**WHAT IS EXPECTED**: Report every line of the records below that includes the string "xlabel".

___ DATA FOR ANALYSIS ___

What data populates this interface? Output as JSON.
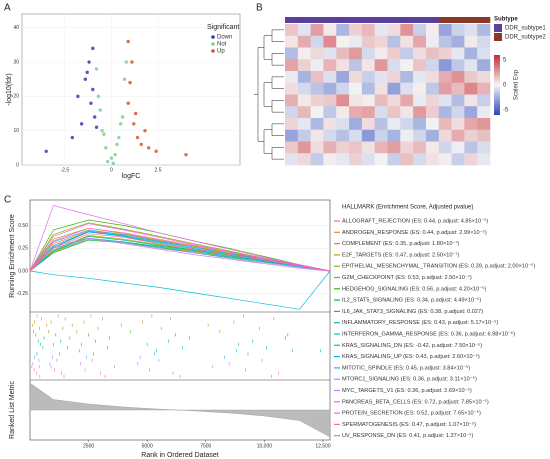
{
  "chart_data": [
    {
      "type": "scatter",
      "panel": "A",
      "xlabel": "logFC",
      "ylabel": "-log10(fdr)",
      "legend_title": "Significant",
      "grid": true,
      "xlim": [
        -4.8,
        6.9
      ],
      "ylim": [
        0,
        44
      ],
      "xticks": [
        -2.5,
        0,
        2.5
      ],
      "yticks": [
        0,
        10,
        20,
        30,
        40
      ],
      "series": [
        {
          "name": "Down",
          "color": "#3b3bb0",
          "x": [
            -1.2,
            -1.0,
            -1.4,
            -0.9,
            -1.1,
            -1.6,
            -0.8,
            -1.3,
            -1.0,
            -2.1,
            -3.5,
            -1.8
          ],
          "values": [
            30,
            22,
            25,
            14,
            18,
            12,
            11,
            27,
            34,
            8,
            4,
            20
          ]
        },
        {
          "name": "Not",
          "color": "#7fcf8f",
          "x": [
            -0.5,
            -0.3,
            0,
            0.2,
            0.4,
            0.6,
            -0.7,
            0.7,
            -0.2,
            0.1,
            0.5,
            -0.6,
            0.3,
            -0.4,
            0.8,
            -0.8
          ],
          "values": [
            10,
            5,
            2,
            3,
            8,
            14,
            20,
            25,
            1,
            0.5,
            12,
            16,
            6,
            9,
            30,
            28
          ]
        },
        {
          "name": "Up",
          "color": "#d9542c",
          "x": [
            0.9,
            1.0,
            1.2,
            1.4,
            1.1,
            1.6,
            2.0,
            2.4,
            1.3,
            0.9,
            4.0,
            1.8
          ],
          "values": [
            18,
            24,
            12,
            8,
            30,
            6,
            5,
            4,
            15,
            36,
            3,
            10
          ]
        }
      ]
    },
    {
      "type": "heatmap",
      "panel": "B",
      "annotation_title": "Subtype",
      "groups": [
        {
          "name": "DDR_subtype1",
          "color": "#5b3f9e"
        },
        {
          "name": "DDR_subtype2",
          "color": "#8a3a22"
        }
      ],
      "column_groups": [
        0,
        0,
        0,
        0,
        0,
        0,
        0,
        0,
        0,
        0,
        0,
        0,
        1,
        1,
        1,
        1
      ],
      "colorbar_title": "Scaled Exp",
      "colorbar_lim": [
        -6,
        6
      ],
      "colorbar_ticks": [
        5,
        0,
        -5
      ],
      "values": [
        [
          1.2,
          -0.5,
          2.1,
          0.3,
          -1.8,
          0.9,
          1.5,
          -0.4,
          0.6,
          2.4,
          -1.1,
          0.2,
          -2.3,
          -1.0,
          -0.6,
          -1.7
        ],
        [
          0.4,
          1.8,
          -0.9,
          2.6,
          0.1,
          -0.3,
          1.1,
          0.8,
          -1.5,
          0.5,
          1.9,
          -0.2,
          -1.4,
          -2.0,
          0.3,
          -0.8
        ],
        [
          -1.6,
          0.2,
          0.7,
          -0.5,
          1.4,
          2.2,
          -0.8,
          0.3,
          1.0,
          -1.2,
          0.6,
          1.3,
          0.9,
          -0.4,
          -1.9,
          -0.6
        ],
        [
          2.0,
          0.9,
          -0.2,
          1.6,
          0.5,
          -1.4,
          0.4,
          2.3,
          -0.7,
          0.1,
          1.2,
          -0.9,
          -2.6,
          -1.3,
          -0.5,
          -2.1
        ],
        [
          -0.3,
          -1.9,
          1.3,
          -0.6,
          -2.2,
          0.7,
          -1.1,
          -0.5,
          0.8,
          -1.7,
          -0.4,
          0.6,
          1.8,
          2.4,
          1.1,
          0.7
        ],
        [
          0.6,
          -0.8,
          -1.4,
          -2.0,
          -0.9,
          -0.1,
          -1.6,
          0.5,
          -2.4,
          -0.6,
          0.2,
          -1.3,
          2.1,
          1.4,
          2.7,
          1.6
        ],
        [
          1.7,
          0.3,
          0.9,
          1.1,
          2.5,
          0.4,
          0.2,
          1.4,
          0.7,
          1.9,
          -0.3,
          0.8,
          -0.5,
          -1.6,
          0.4,
          -1.1
        ],
        [
          -0.9,
          1.5,
          0.1,
          -1.3,
          0.3,
          1.8,
          2.0,
          -0.7,
          1.2,
          0.4,
          2.2,
          1.0,
          -1.8,
          -0.9,
          -2.2,
          -0.3
        ],
        [
          0.8,
          -0.4,
          -1.7,
          0.5,
          -0.6,
          -2.1,
          0.6,
          -1.5,
          -0.3,
          -0.9,
          -1.8,
          -0.1,
          1.5,
          0.6,
          1.9,
          2.3
        ],
        [
          -2.3,
          -1.2,
          0.4,
          -0.8,
          -1.5,
          -0.7,
          -2.6,
          -1.0,
          -1.9,
          -0.2,
          -0.9,
          -2.0,
          0.7,
          1.8,
          0.9,
          1.3
        ],
        [
          1.1,
          2.3,
          0.6,
          1.7,
          0.9,
          1.2,
          0.5,
          1.6,
          2.1,
          0.8,
          1.4,
          0.3,
          -0.9,
          -0.2,
          -1.4,
          -0.7
        ],
        [
          -0.5,
          0.7,
          -1.2,
          0.2,
          -0.4,
          0.9,
          -0.6,
          0.1,
          -1.1,
          1.3,
          -0.8,
          0.5,
          0.2,
          -1.1,
          0.8,
          -0.4
        ]
      ]
    },
    {
      "type": "line",
      "panel": "C",
      "ylabel": "Running Enrichment Score",
      "metric_label": "Ranked List Metric",
      "xlabel": "Rank in Ordered Dataset",
      "legend_title": "HALLMARK (Enrichment Score, Adjusted pvalue)",
      "xlim": [
        0,
        12800
      ],
      "ylim": [
        -0.45,
        0.78
      ],
      "xticks": [
        2500,
        5000,
        7500,
        {
          "value": 10000,
          "label": "10,000"
        },
        {
          "value": 12500,
          "label": "12,500"
        }
      ],
      "yticks": [
        {
          "value": 0.5,
          "label": "0.50"
        },
        {
          "value": 0.25,
          "label": "0.25"
        },
        {
          "value": 0,
          "label": "0.00"
        },
        {
          "value": -0.25,
          "label": "-0.25"
        }
      ],
      "x": [
        0,
        1000,
        2500,
        4000,
        5500,
        7000,
        8500,
        10000,
        11500,
        12800
      ],
      "metric_ylim": [
        -1,
        1
      ],
      "metric": [
        0.9,
        0.35,
        0.2,
        0.1,
        0.03,
        -0.03,
        -0.1,
        -0.2,
        -0.35,
        -0.9
      ],
      "series": [
        {
          "name": "ALLOGRAFT_REJECTION (ES: 0.44, p.adjust: 4.85×10⁻⁵)",
          "color": "#F8766D",
          "values": [
            0,
            0.26,
            0.44,
            0.4,
            0.33,
            0.26,
            0.2,
            0.13,
            0.07,
            0
          ],
          "hits": [
            300,
            1200,
            2600,
            5200,
            9100
          ]
        },
        {
          "name": "ANDROGEN_RESPONSE (ES: 0.44, p.adjust: 2.99×10⁻⁵)",
          "color": "#EA8331",
          "values": [
            0,
            0.3,
            0.44,
            0.38,
            0.3,
            0.24,
            0.18,
            0.12,
            0.05,
            0
          ],
          "hits": [
            500,
            1500,
            3100,
            6000,
            10400
          ]
        },
        {
          "name": "COMPLEMENT (ES: 0.35, p.adjust: 1.80×10⁻⁷)",
          "color": "#D89000",
          "values": [
            0,
            0.21,
            0.35,
            0.32,
            0.26,
            0.21,
            0.16,
            0.11,
            0.05,
            0
          ],
          "hits": [
            200,
            900,
            2300,
            4800,
            8700
          ]
        },
        {
          "name": "E2F_TARGETS (ES: 0.47, p.adjust: 2.50×10⁻⁷)",
          "color": "#C09B00",
          "values": [
            0,
            0.35,
            0.47,
            0.41,
            0.34,
            0.27,
            0.2,
            0.13,
            0.06,
            0
          ],
          "hits": [
            100,
            700,
            1800,
            3900,
            7600
          ]
        },
        {
          "name": "EPITHELIAL_MESENCHYMAL_TRANSITION (ES: 0.39, p.adjust: 2.00×10⁻⁵)",
          "color": "#A3A500",
          "values": [
            0,
            0.23,
            0.39,
            0.35,
            0.29,
            0.23,
            0.18,
            0.12,
            0.06,
            0
          ],
          "hits": [
            400,
            1400,
            2900,
            5600,
            9800
          ]
        },
        {
          "name": "G2M_CHECKPOINT (ES: 0.53, p.adjust: 2.50×10⁻⁷)",
          "color": "#7CAE00",
          "values": [
            0,
            0.4,
            0.53,
            0.46,
            0.38,
            0.3,
            0.22,
            0.14,
            0.06,
            0
          ],
          "hits": [
            150,
            800,
            2000,
            4300,
            8100
          ]
        },
        {
          "name": "HEDGEHOG_SIGNALING (ES: 0.56, p.adjust: 4.20×10⁻⁵)",
          "color": "#39B600",
          "values": [
            0,
            0.45,
            0.56,
            0.5,
            0.42,
            0.33,
            0.25,
            0.16,
            0.07,
            0
          ],
          "hits": [
            250,
            1100,
            2500,
            6200,
            11000
          ]
        },
        {
          "name": "IL2_STAT5_SIGNALING (ES: 0.34, p.adjust: 4.49×10⁻⁵)",
          "color": "#00BB4E",
          "values": [
            0,
            0.2,
            0.34,
            0.31,
            0.26,
            0.2,
            0.15,
            0.1,
            0.05,
            0
          ],
          "hits": [
            600,
            1700,
            3400,
            6800,
            10900
          ]
        },
        {
          "name": "IL6_JAK_STAT3_SIGNALING (ES: 0.38, p.adjust: 0.027)",
          "color": "#00BF7D",
          "values": [
            0,
            0.22,
            0.38,
            0.34,
            0.28,
            0.23,
            0.17,
            0.11,
            0.05,
            0
          ],
          "hits": [
            350,
            1300,
            2800,
            5900,
            9500
          ]
        },
        {
          "name": "INFLAMMATORY_RESPONSE (ES: 0.43, p.adjust: 5.17×10⁻⁵)",
          "color": "#00C1A3",
          "values": [
            0,
            0.26,
            0.43,
            0.39,
            0.32,
            0.26,
            0.19,
            0.13,
            0.06,
            0
          ],
          "hits": [
            450,
            1000,
            2200,
            5000,
            8900
          ]
        },
        {
          "name": "INTERFERON_GAMMA_RESPONSE (ES: 0.36, p.adjust: 6.98×10⁻⁶)",
          "color": "#00BFC4",
          "values": [
            0,
            0.22,
            0.36,
            0.32,
            0.27,
            0.22,
            0.16,
            0.11,
            0.05,
            0
          ],
          "hits": [
            550,
            1600,
            3300,
            6500,
            10100
          ]
        },
        {
          "name": "KRAS_SIGNALING_DN (ES: -0.42, p.adjust: 7.50×10⁻⁵)",
          "color": "#00BAE0",
          "values": [
            0,
            -0.04,
            -0.08,
            -0.13,
            -0.18,
            -0.24,
            -0.3,
            -0.36,
            -0.42,
            0
          ],
          "hits": [
            2100,
            5400,
            8800,
            11200,
            12400
          ]
        },
        {
          "name": "KRAS_SIGNALING_UP (ES: 0.43, p.adjust: 2.60×10⁻⁵)",
          "color": "#00B0F6",
          "values": [
            0,
            0.28,
            0.43,
            0.38,
            0.31,
            0.25,
            0.18,
            0.12,
            0.05,
            0
          ],
          "hits": [
            300,
            1250,
            2700,
            5300,
            9300
          ]
        },
        {
          "name": "MITOTIC_SPINDLE (ES: 0.45, p.adjust: 3.84×10⁻⁵)",
          "color": "#35A2FF",
          "values": [
            0,
            0.32,
            0.45,
            0.4,
            0.33,
            0.26,
            0.19,
            0.12,
            0.05,
            0
          ],
          "hits": [
            200,
            950,
            2400,
            4700,
            8300
          ]
        },
        {
          "name": "MTORC1_SIGNALING (ES: 0.36, p.adjust: 3.11×10⁻⁵)",
          "color": "#9590FF",
          "values": [
            0,
            0.25,
            0.36,
            0.31,
            0.25,
            0.2,
            0.14,
            0.09,
            0.04,
            0
          ],
          "hits": [
            380,
            1150,
            2650,
            5500,
            9900
          ]
        },
        {
          "name": "MYC_TARGETS_V1 (ES: 0.36, p.adjust: 2.69×10⁻⁵)",
          "color": "#C77CFF",
          "values": [
            0,
            0.27,
            0.36,
            0.3,
            0.24,
            0.18,
            0.13,
            0.08,
            0.03,
            0
          ],
          "hits": [
            120,
            850,
            2150,
            4600,
            8500
          ]
        },
        {
          "name": "PANCREAS_BETA_CELLS (ES: 0.72, p.adjust: 7.85×10⁻⁵)",
          "color": "#E76BF3",
          "values": [
            0,
            0.72,
            0.62,
            0.52,
            0.42,
            0.33,
            0.24,
            0.15,
            0.07,
            0
          ],
          "hits": [
            80,
            400,
            900,
            3600,
            7800
          ]
        },
        {
          "name": "PROTEIN_SECRETION (ES: 0.52, p.adjust: 7.65×10⁻⁵)",
          "color": "#FA62DB",
          "values": [
            0,
            0.38,
            0.52,
            0.45,
            0.37,
            0.29,
            0.21,
            0.13,
            0.06,
            0
          ],
          "hits": [
            180,
            1050,
            2350,
            5100,
            9200
          ]
        },
        {
          "name": "SPERMATOGENESIS (ES: 0.47, p.adjust: 1.07×10⁻⁵)",
          "color": "#FF62BC",
          "values": [
            0,
            0.33,
            0.47,
            0.42,
            0.35,
            0.28,
            0.21,
            0.14,
            0.07,
            0
          ],
          "hits": [
            280,
            1350,
            3000,
            6100,
            10600
          ]
        },
        {
          "name": "UV_RESPONSE_DN (ES: 0.41, p.adjust: 1.37×10⁻⁵)",
          "color": "#FF6A98",
          "values": [
            0,
            0.25,
            0.41,
            0.37,
            0.3,
            0.24,
            0.18,
            0.12,
            0.06,
            0
          ],
          "hits": [
            420,
            1450,
            3200,
            6400,
            10300
          ]
        }
      ]
    }
  ]
}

___

**ANSWER AREA**:
      "xlabel": "logFC",
      "xlabel": "Rank in Ordered Dataset",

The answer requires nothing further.